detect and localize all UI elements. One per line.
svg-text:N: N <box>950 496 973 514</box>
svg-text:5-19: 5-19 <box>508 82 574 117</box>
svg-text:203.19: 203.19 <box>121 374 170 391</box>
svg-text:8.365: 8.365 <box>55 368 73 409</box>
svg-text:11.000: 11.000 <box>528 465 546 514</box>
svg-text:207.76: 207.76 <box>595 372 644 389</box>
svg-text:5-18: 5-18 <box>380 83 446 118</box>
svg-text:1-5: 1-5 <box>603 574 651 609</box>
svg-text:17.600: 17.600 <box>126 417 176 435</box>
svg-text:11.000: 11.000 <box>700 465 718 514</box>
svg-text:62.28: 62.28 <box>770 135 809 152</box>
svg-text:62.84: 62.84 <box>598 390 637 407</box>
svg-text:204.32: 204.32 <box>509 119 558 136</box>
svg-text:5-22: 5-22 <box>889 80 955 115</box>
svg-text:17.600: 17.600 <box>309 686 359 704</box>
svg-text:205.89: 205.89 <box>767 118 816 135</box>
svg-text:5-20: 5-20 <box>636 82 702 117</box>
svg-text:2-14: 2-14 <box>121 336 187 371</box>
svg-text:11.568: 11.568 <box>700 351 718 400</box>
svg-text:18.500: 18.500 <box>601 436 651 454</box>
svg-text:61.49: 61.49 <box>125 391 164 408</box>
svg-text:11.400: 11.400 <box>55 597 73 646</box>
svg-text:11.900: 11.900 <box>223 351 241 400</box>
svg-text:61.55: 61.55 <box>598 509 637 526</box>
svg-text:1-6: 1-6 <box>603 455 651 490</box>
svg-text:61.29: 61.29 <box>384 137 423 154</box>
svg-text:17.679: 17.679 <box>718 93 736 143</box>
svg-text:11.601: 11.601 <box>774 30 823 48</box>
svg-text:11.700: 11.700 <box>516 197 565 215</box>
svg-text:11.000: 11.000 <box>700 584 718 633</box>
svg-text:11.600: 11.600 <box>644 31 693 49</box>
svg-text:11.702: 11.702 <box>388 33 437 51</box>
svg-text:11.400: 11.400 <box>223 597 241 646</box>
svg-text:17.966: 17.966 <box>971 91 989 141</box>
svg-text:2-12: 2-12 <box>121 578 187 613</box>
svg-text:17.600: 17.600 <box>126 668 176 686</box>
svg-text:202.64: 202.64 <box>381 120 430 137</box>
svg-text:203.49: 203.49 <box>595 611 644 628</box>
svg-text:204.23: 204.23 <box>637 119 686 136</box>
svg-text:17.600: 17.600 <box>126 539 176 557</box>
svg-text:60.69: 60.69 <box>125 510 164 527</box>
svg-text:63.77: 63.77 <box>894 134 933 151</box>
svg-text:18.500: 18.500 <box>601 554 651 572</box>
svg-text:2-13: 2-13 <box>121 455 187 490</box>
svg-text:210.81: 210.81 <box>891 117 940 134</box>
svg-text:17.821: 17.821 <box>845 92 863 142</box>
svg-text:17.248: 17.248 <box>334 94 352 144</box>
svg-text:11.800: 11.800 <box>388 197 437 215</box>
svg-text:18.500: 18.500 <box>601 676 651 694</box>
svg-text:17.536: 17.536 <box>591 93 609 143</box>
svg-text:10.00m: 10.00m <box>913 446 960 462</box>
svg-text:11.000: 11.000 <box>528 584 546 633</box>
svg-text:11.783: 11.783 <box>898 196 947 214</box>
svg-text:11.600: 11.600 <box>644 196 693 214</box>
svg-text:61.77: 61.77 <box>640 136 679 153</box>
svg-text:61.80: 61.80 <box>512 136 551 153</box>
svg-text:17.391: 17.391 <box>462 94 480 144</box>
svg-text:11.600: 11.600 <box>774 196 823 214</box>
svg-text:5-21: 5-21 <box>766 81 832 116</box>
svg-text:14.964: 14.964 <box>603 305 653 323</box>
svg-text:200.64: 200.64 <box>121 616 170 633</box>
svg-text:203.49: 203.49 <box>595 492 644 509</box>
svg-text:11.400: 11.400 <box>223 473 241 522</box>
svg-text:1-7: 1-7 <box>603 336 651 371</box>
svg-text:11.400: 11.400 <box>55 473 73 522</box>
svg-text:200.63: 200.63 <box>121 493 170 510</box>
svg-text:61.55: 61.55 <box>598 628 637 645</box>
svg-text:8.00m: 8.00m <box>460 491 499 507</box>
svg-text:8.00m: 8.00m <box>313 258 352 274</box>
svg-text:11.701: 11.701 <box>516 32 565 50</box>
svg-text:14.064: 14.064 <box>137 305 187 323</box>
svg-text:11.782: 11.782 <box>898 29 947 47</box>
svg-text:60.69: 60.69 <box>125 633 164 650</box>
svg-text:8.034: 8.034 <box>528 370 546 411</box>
=-=-=-=-=
The problem: Retype every entry above line for line, with no changes.

Expected answer:
detect and localize all UI elements. One per line.
svg-text:N: N <box>950 496 973 514</box>
svg-text:5-19: 5-19 <box>508 82 574 117</box>
svg-text:203.19: 203.19 <box>121 374 170 391</box>
svg-text:8.365: 8.365 <box>55 368 73 409</box>
svg-text:11.000: 11.000 <box>528 465 546 514</box>
svg-text:207.76: 207.76 <box>595 372 644 389</box>
svg-text:5-18: 5-18 <box>380 83 446 118</box>
svg-text:1-5: 1-5 <box>603 574 651 609</box>
svg-text:17.600: 17.600 <box>126 417 176 435</box>
svg-text:11.000: 11.000 <box>700 465 718 514</box>
svg-text:62.28: 62.28 <box>770 135 809 152</box>
svg-text:62.84: 62.84 <box>598 390 637 407</box>
svg-text:204.32: 204.32 <box>509 119 558 136</box>
svg-text:5-22: 5-22 <box>889 80 955 115</box>
svg-text:17.600: 17.600 <box>309 686 359 704</box>
svg-text:205.89: 205.89 <box>767 118 816 135</box>
svg-text:5-20: 5-20 <box>636 82 702 117</box>
svg-text:2-14: 2-14 <box>121 336 187 371</box>
svg-text:11.568: 11.568 <box>700 351 718 400</box>
svg-text:18.500: 18.500 <box>601 436 651 454</box>
svg-text:61.49: 61.49 <box>125 391 164 408</box>
svg-text:11.400: 11.400 <box>55 597 73 646</box>
svg-text:11.900: 11.900 <box>223 351 241 400</box>
svg-text:61.55: 61.55 <box>598 509 637 526</box>
svg-text:1-6: 1-6 <box>603 455 651 490</box>
svg-text:61.29: 61.29 <box>384 137 423 154</box>
svg-text:17.679: 17.679 <box>718 93 736 143</box>
svg-text:11.601: 11.601 <box>774 30 823 48</box>
svg-text:11.700: 11.700 <box>516 197 565 215</box>
svg-text:11.000: 11.000 <box>700 584 718 633</box>
svg-text:11.600: 11.600 <box>644 31 693 49</box>
svg-text:11.702: 11.702 <box>388 33 437 51</box>
svg-text:11.400: 11.400 <box>223 597 241 646</box>
svg-text:17.966: 17.966 <box>971 91 989 141</box>
svg-text:2-12: 2-12 <box>121 578 187 613</box>
svg-text:17.600: 17.600 <box>126 668 176 686</box>
svg-text:202.64: 202.64 <box>381 120 430 137</box>
svg-text:203.49: 203.49 <box>595 611 644 628</box>
svg-text:204.23: 204.23 <box>637 119 686 136</box>
svg-text:17.600: 17.600 <box>126 539 176 557</box>
svg-text:60.69: 60.69 <box>125 510 164 527</box>
svg-text:63.77: 63.77 <box>894 134 933 151</box>
svg-text:18.500: 18.500 <box>601 554 651 572</box>
svg-text:2-13: 2-13 <box>121 455 187 490</box>
svg-text:210.81: 210.81 <box>891 117 940 134</box>
svg-text:17.821: 17.821 <box>845 92 863 142</box>
svg-text:17.248: 17.248 <box>334 94 352 144</box>
svg-text:11.800: 11.800 <box>388 197 437 215</box>
svg-text:18.500: 18.500 <box>601 676 651 694</box>
svg-text:17.536: 17.536 <box>591 93 609 143</box>
svg-text:10.00m: 10.00m <box>913 446 960 462</box>
svg-text:11.000: 11.000 <box>528 584 546 633</box>
svg-text:11.783: 11.783 <box>898 196 947 214</box>
svg-text:11.600: 11.600 <box>644 196 693 214</box>
svg-text:61.77: 61.77 <box>640 136 679 153</box>
svg-text:61.80: 61.80 <box>512 136 551 153</box>
svg-text:17.391: 17.391 <box>462 94 480 144</box>
svg-text:11.600: 11.600 <box>774 196 823 214</box>
svg-text:5-21: 5-21 <box>766 81 832 116</box>
svg-text:14.964: 14.964 <box>603 305 653 323</box>
svg-text:200.64: 200.64 <box>121 616 170 633</box>
svg-text:203.49: 203.49 <box>595 492 644 509</box>
svg-text:11.400: 11.400 <box>223 473 241 522</box>
svg-text:1-7: 1-7 <box>603 336 651 371</box>
svg-text:11.400: 11.400 <box>55 473 73 522</box>
svg-text:200.63: 200.63 <box>121 493 170 510</box>
svg-text:61.55: 61.55 <box>598 628 637 645</box>
svg-text:8.00m: 8.00m <box>460 491 499 507</box>
svg-text:8.00m: 8.00m <box>313 258 352 274</box>
svg-text:11.701: 11.701 <box>516 32 565 50</box>
svg-text:14.064: 14.064 <box>137 305 187 323</box>
svg-text:11.782: 11.782 <box>898 29 947 47</box>
svg-text:60.69: 60.69 <box>125 633 164 650</box>
svg-text:8.034: 8.034 <box>528 370 546 411</box>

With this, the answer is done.